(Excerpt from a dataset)
□ □ □

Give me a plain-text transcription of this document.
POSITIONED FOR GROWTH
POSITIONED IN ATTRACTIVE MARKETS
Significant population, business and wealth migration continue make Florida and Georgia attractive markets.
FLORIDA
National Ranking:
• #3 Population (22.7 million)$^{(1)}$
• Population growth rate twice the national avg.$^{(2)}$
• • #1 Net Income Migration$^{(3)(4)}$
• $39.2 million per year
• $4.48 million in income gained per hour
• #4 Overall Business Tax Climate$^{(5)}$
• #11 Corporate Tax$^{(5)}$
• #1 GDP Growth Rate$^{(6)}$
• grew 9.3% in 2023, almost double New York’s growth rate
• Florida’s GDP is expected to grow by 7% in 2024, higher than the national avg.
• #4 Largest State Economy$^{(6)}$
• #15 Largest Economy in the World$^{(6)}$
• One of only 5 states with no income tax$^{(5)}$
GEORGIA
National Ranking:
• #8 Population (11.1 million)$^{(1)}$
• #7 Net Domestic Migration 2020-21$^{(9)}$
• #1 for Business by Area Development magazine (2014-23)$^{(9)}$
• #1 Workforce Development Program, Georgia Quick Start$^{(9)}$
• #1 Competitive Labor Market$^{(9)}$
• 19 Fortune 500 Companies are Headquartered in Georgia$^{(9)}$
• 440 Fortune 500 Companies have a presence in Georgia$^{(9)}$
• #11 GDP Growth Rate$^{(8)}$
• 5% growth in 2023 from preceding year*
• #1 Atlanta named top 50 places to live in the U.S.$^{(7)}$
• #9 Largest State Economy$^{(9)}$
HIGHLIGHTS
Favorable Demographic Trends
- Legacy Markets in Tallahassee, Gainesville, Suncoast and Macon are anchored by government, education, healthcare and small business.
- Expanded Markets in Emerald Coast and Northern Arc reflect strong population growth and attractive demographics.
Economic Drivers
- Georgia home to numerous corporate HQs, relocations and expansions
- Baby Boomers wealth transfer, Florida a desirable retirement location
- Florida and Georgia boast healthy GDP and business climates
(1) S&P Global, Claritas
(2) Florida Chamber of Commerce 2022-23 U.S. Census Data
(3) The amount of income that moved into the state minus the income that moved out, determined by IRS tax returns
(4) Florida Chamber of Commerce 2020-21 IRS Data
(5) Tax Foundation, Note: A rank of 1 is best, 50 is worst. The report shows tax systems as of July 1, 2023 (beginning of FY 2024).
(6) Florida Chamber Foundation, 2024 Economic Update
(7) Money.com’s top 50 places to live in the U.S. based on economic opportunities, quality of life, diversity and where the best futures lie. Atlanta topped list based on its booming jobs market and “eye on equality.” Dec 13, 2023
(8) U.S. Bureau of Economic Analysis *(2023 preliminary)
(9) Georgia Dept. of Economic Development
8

□ □ □

:: Your objective ::
Extract all lines from the material above that include the word "Largest".

:: Task solution ::
• #4 Largest State Economy$^{(6)}$
• #15 Largest Economy in the World$^{(6)}$
• #9 Largest State Economy$^{(9)}$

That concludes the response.